### Material for this task
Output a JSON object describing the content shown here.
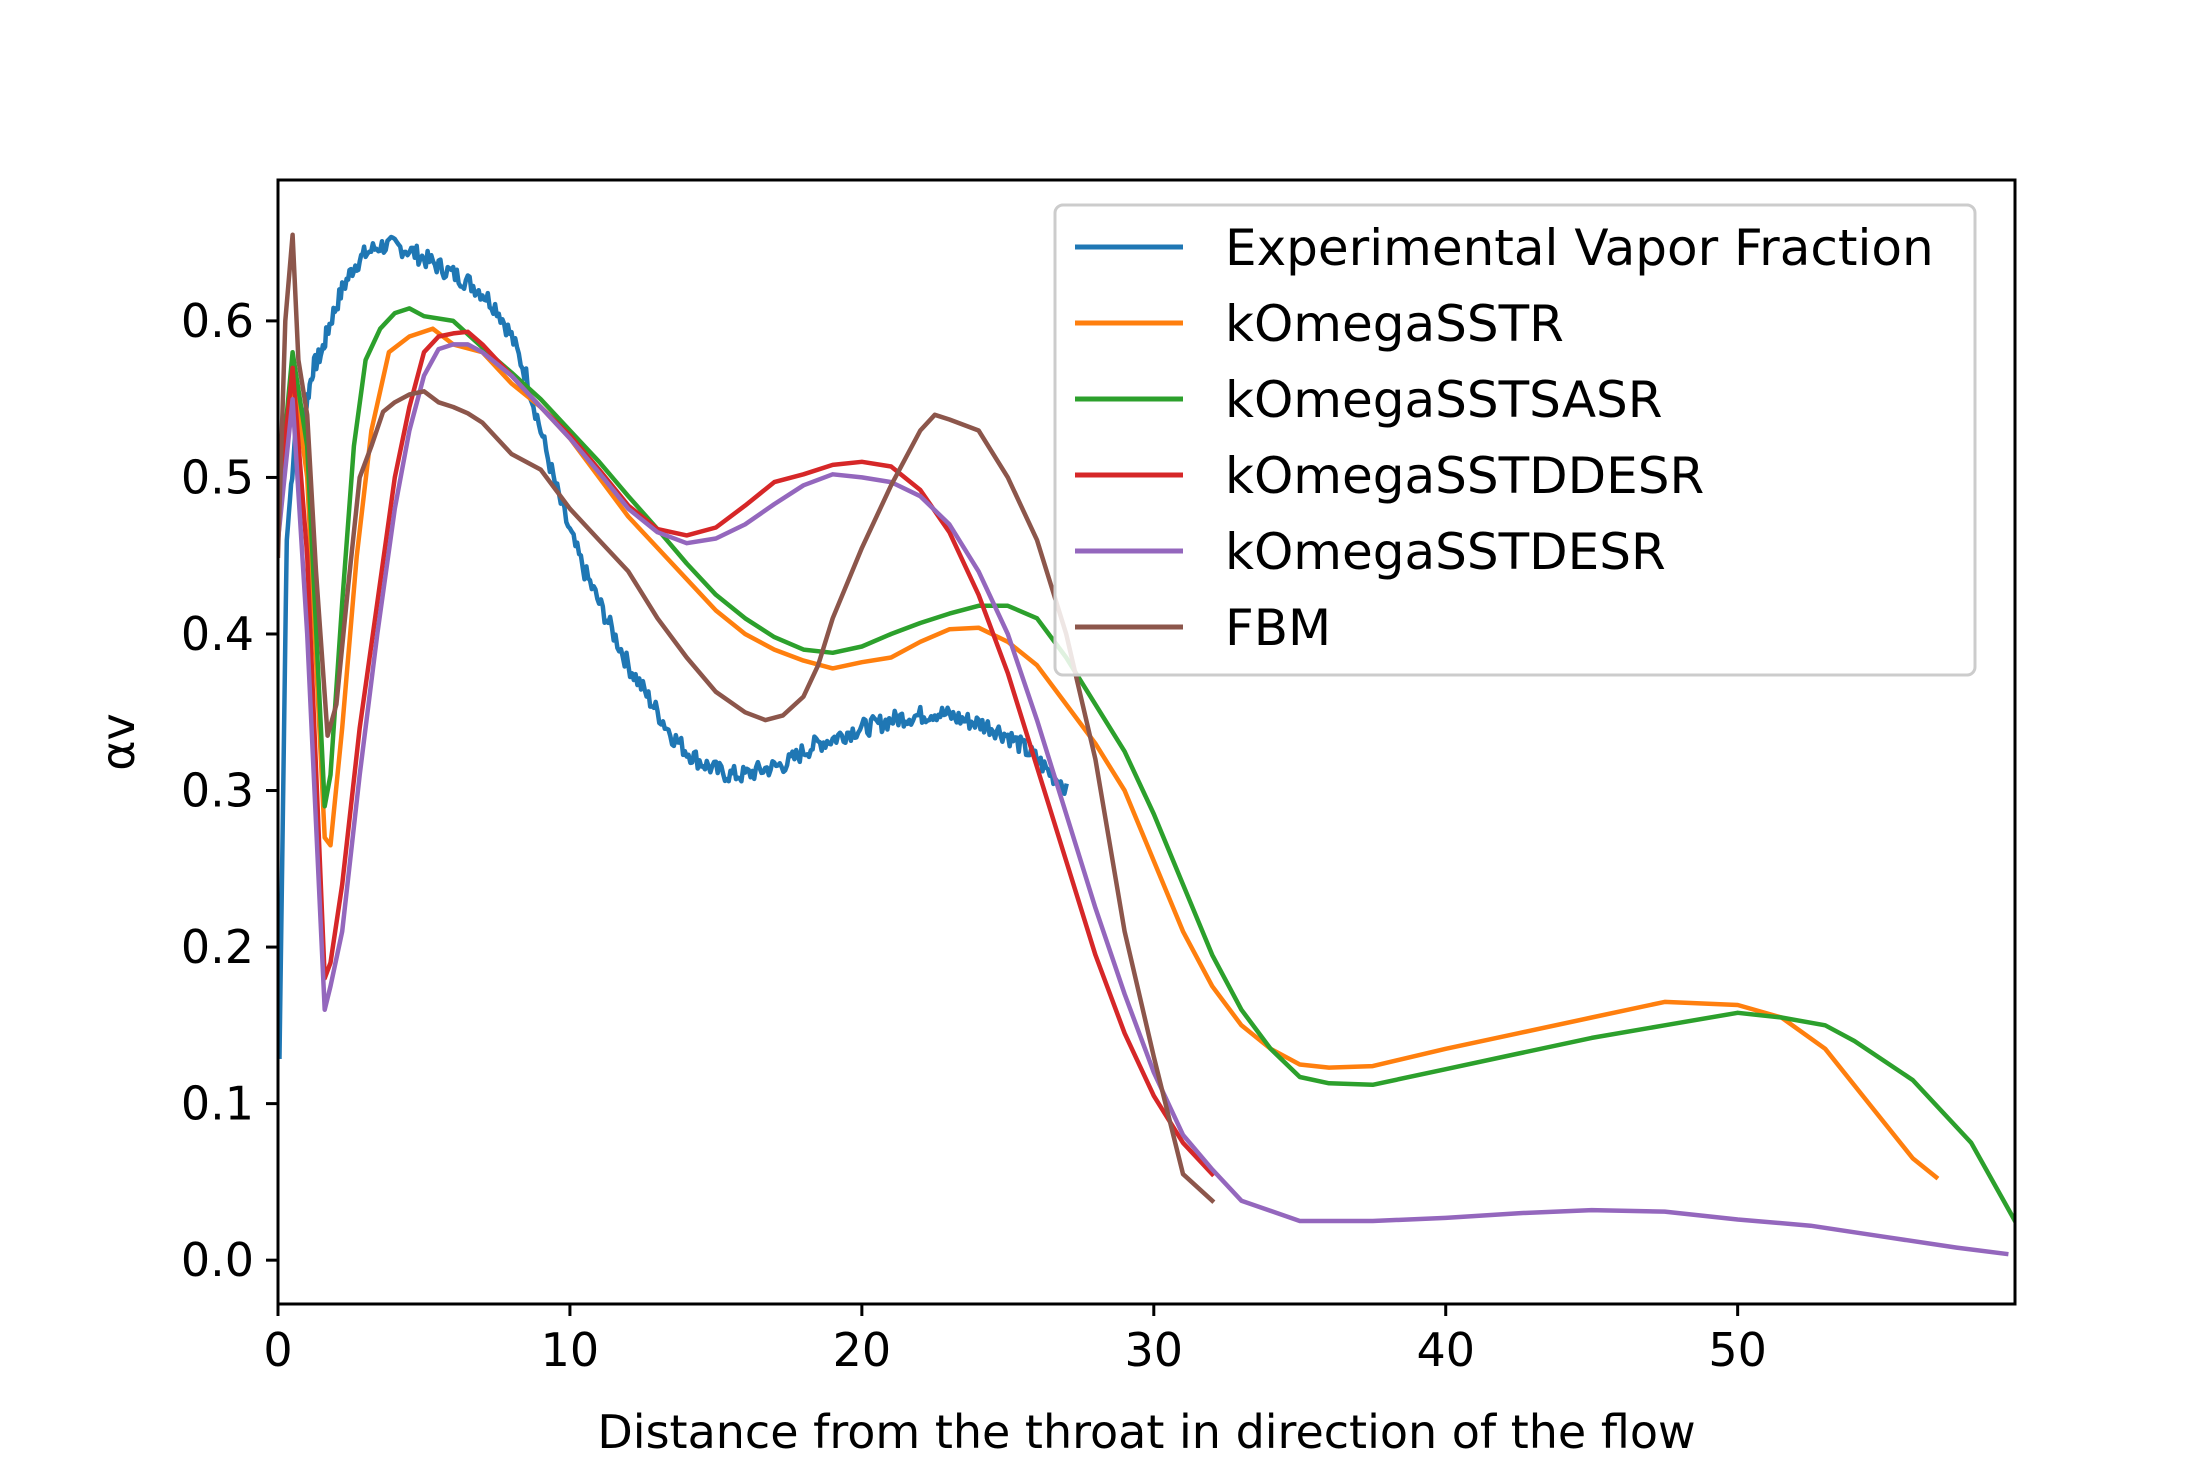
{
  "chart_data": {
    "type": "line",
    "title": "",
    "xlabel": "Distance from the throat in direction of the flow",
    "ylabel": "αv",
    "xlim": [
      0,
      59.5
    ],
    "ylim": [
      -0.028,
      0.69
    ],
    "xticks": [
      0,
      10,
      20,
      30,
      40,
      50
    ],
    "yticks": [
      0.0,
      0.1,
      0.2,
      0.3,
      0.4,
      0.5,
      0.6
    ],
    "xtick_labels": [
      "0",
      "10",
      "20",
      "30",
      "40",
      "50"
    ],
    "ytick_labels": [
      "0.0",
      "0.1",
      "0.2",
      "0.3",
      "0.4",
      "0.5",
      "0.6"
    ],
    "grid": false,
    "legend_position": "top-right",
    "series": [
      {
        "name": "Experimental Vapor Fraction",
        "color": "#1f77b4",
        "noisy": true,
        "x": [
          0.05,
          0.3,
          0.6,
          0.9,
          1.2,
          1.5,
          1.8,
          2.2,
          2.6,
          3.0,
          3.5,
          4.0,
          4.5,
          5.0,
          5.5,
          6.0,
          6.5,
          7.0,
          7.5,
          8.0,
          8.5,
          9.0,
          9.5,
          10.0,
          10.5,
          11.0,
          11.5,
          12.0,
          12.5,
          13.0,
          13.5,
          14.0,
          14.5,
          15.0,
          15.5,
          16.0,
          16.5,
          17.0,
          17.5,
          18.0,
          18.5,
          19.0,
          19.5,
          20.0,
          20.5,
          21.0,
          21.5,
          22.0,
          22.5,
          23.0,
          23.5,
          24.0,
          24.5,
          25.0,
          25.5,
          26.0,
          26.5,
          27.0
        ],
        "y": [
          0.13,
          0.46,
          0.53,
          0.54,
          0.57,
          0.58,
          0.6,
          0.62,
          0.635,
          0.643,
          0.648,
          0.648,
          0.645,
          0.64,
          0.635,
          0.63,
          0.625,
          0.618,
          0.608,
          0.59,
          0.565,
          0.53,
          0.495,
          0.465,
          0.44,
          0.42,
          0.4,
          0.38,
          0.365,
          0.35,
          0.335,
          0.325,
          0.318,
          0.313,
          0.31,
          0.31,
          0.313,
          0.315,
          0.318,
          0.325,
          0.33,
          0.333,
          0.337,
          0.34,
          0.342,
          0.345,
          0.347,
          0.348,
          0.35,
          0.348,
          0.345,
          0.343,
          0.34,
          0.335,
          0.328,
          0.32,
          0.31,
          0.303
        ]
      },
      {
        "name": "kOmegaSSTR",
        "color": "#ff7f0e",
        "x": [
          0.0,
          0.5,
          1.0,
          1.6,
          1.8,
          2.2,
          2.7,
          3.2,
          3.8,
          4.5,
          5.3,
          6.0,
          7.0,
          8.0,
          9.0,
          10.0,
          11.0,
          12.0,
          13.0,
          14.0,
          15.0,
          16.0,
          17.0,
          18.0,
          19.0,
          20.0,
          21.0,
          22.0,
          23.0,
          24.0,
          25.0,
          26.0,
          27.0,
          28.0,
          29.0,
          30.0,
          31.0,
          32.0,
          33.0,
          34.0,
          35.0,
          36.0,
          37.5,
          40.0,
          42.5,
          45.0,
          47.5,
          50.0,
          51.5,
          53.0,
          54.5,
          56.0,
          56.8
        ],
        "y": [
          0.46,
          0.57,
          0.5,
          0.27,
          0.265,
          0.34,
          0.45,
          0.53,
          0.58,
          0.59,
          0.595,
          0.585,
          0.58,
          0.56,
          0.545,
          0.525,
          0.5,
          0.475,
          0.455,
          0.435,
          0.415,
          0.4,
          0.39,
          0.383,
          0.378,
          0.382,
          0.385,
          0.395,
          0.403,
          0.404,
          0.395,
          0.38,
          0.355,
          0.33,
          0.3,
          0.255,
          0.21,
          0.175,
          0.15,
          0.135,
          0.125,
          0.123,
          0.124,
          0.135,
          0.145,
          0.155,
          0.165,
          0.163,
          0.155,
          0.135,
          0.1,
          0.065,
          0.053
        ]
      },
      {
        "name": "kOmegaSSTSASR",
        "color": "#2ca02c",
        "x": [
          0.0,
          0.5,
          1.0,
          1.6,
          1.8,
          2.2,
          2.6,
          3.0,
          3.5,
          4.0,
          4.5,
          5.0,
          6.0,
          7.0,
          8.0,
          9.0,
          10.0,
          11.0,
          12.0,
          13.0,
          14.0,
          15.0,
          16.0,
          17.0,
          18.0,
          19.0,
          20.0,
          21.0,
          22.0,
          23.0,
          24.0,
          25.0,
          26.0,
          27.0,
          28.0,
          29.0,
          30.0,
          31.0,
          32.0,
          33.0,
          34.0,
          35.0,
          36.0,
          37.5,
          40.0,
          42.5,
          45.0,
          47.5,
          50.0,
          51.5,
          53.0,
          54.0,
          56.0,
          58.0,
          59.5
        ],
        "y": [
          0.48,
          0.58,
          0.52,
          0.29,
          0.31,
          0.42,
          0.52,
          0.575,
          0.595,
          0.605,
          0.608,
          0.603,
          0.6,
          0.583,
          0.567,
          0.55,
          0.53,
          0.51,
          0.488,
          0.467,
          0.445,
          0.425,
          0.41,
          0.398,
          0.39,
          0.388,
          0.392,
          0.4,
          0.407,
          0.413,
          0.418,
          0.418,
          0.41,
          0.385,
          0.355,
          0.325,
          0.285,
          0.24,
          0.195,
          0.16,
          0.135,
          0.117,
          0.113,
          0.112,
          0.122,
          0.132,
          0.142,
          0.15,
          0.158,
          0.155,
          0.15,
          0.14,
          0.115,
          0.075,
          0.025
        ]
      },
      {
        "name": "kOmegaSSTDDESR",
        "color": "#d62728",
        "x": [
          0.0,
          0.5,
          1.0,
          1.6,
          1.8,
          2.2,
          2.8,
          3.4,
          4.0,
          4.5,
          5.0,
          5.5,
          6.0,
          6.5,
          7.0,
          8.0,
          9.0,
          10.0,
          11.0,
          12.0,
          13.0,
          14.0,
          15.0,
          16.0,
          17.0,
          18.0,
          19.0,
          20.0,
          21.0,
          22.0,
          23.0,
          24.0,
          25.0,
          26.0,
          27.0,
          28.0,
          29.0,
          30.0,
          31.0,
          32.0
        ],
        "y": [
          0.48,
          0.57,
          0.45,
          0.18,
          0.19,
          0.24,
          0.34,
          0.42,
          0.5,
          0.545,
          0.58,
          0.59,
          0.592,
          0.593,
          0.585,
          0.565,
          0.545,
          0.527,
          0.505,
          0.482,
          0.467,
          0.463,
          0.468,
          0.482,
          0.497,
          0.502,
          0.508,
          0.51,
          0.507,
          0.492,
          0.465,
          0.425,
          0.375,
          0.315,
          0.255,
          0.195,
          0.145,
          0.105,
          0.075,
          0.055
        ]
      },
      {
        "name": "kOmegaSSTDESR",
        "color": "#9467bd",
        "x": [
          0.0,
          0.5,
          1.0,
          1.6,
          1.8,
          2.2,
          2.8,
          3.4,
          4.0,
          4.5,
          5.0,
          5.5,
          6.0,
          6.5,
          7.0,
          8.0,
          9.0,
          10.0,
          11.0,
          12.0,
          13.0,
          14.0,
          15.0,
          16.0,
          17.0,
          18.0,
          19.0,
          20.0,
          21.0,
          22.0,
          23.0,
          24.0,
          25.0,
          26.0,
          27.0,
          28.0,
          29.0,
          30.0,
          31.0,
          32.0,
          33.0,
          35.0,
          37.5,
          40.0,
          42.5,
          45.0,
          47.5,
          50.0,
          52.5,
          55.0,
          57.5,
          59.2
        ],
        "y": [
          0.46,
          0.55,
          0.4,
          0.16,
          0.175,
          0.21,
          0.31,
          0.4,
          0.48,
          0.53,
          0.565,
          0.582,
          0.585,
          0.585,
          0.58,
          0.565,
          0.545,
          0.525,
          0.503,
          0.48,
          0.465,
          0.458,
          0.461,
          0.47,
          0.483,
          0.495,
          0.502,
          0.5,
          0.497,
          0.488,
          0.47,
          0.44,
          0.4,
          0.345,
          0.285,
          0.225,
          0.17,
          0.12,
          0.08,
          0.058,
          0.038,
          0.025,
          0.025,
          0.027,
          0.03,
          0.032,
          0.031,
          0.026,
          0.022,
          0.015,
          0.008,
          0.004
        ]
      },
      {
        "name": "FBM",
        "color": "#8c564b",
        "x": [
          0.0,
          0.25,
          0.5,
          0.7,
          1.0,
          1.3,
          1.7,
          2.0,
          2.4,
          2.8,
          3.2,
          3.6,
          4.0,
          4.5,
          5.0,
          5.5,
          6.0,
          6.5,
          7.0,
          8.0,
          9.0,
          10.0,
          11.0,
          12.0,
          13.0,
          14.0,
          15.0,
          16.0,
          16.7,
          17.3,
          18.0,
          18.5,
          19.0,
          20.0,
          21.0,
          22.0,
          22.5,
          23.0,
          24.0,
          25.0,
          26.0,
          27.0,
          28.0,
          29.0,
          30.0,
          31.0,
          32.0
        ],
        "y": [
          0.45,
          0.6,
          0.655,
          0.575,
          0.54,
          0.44,
          0.335,
          0.355,
          0.43,
          0.5,
          0.52,
          0.542,
          0.548,
          0.553,
          0.555,
          0.548,
          0.545,
          0.541,
          0.535,
          0.515,
          0.505,
          0.48,
          0.46,
          0.44,
          0.41,
          0.385,
          0.363,
          0.35,
          0.345,
          0.348,
          0.36,
          0.38,
          0.41,
          0.455,
          0.495,
          0.53,
          0.54,
          0.537,
          0.53,
          0.5,
          0.46,
          0.4,
          0.32,
          0.21,
          0.13,
          0.055,
          0.038
        ]
      }
    ]
  }
}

### Goal
Only lines with the word "name" are wanted, so copy each one from the records.

### Written solution
        "name": "Experimental Vapor Fraction",
        "name": "kOmegaSSTR",
        "name": "kOmegaSSTSASR",
        "name": "kOmegaSSTDDESR",
        "name": "kOmegaSSTDESR",
        "name": "FBM",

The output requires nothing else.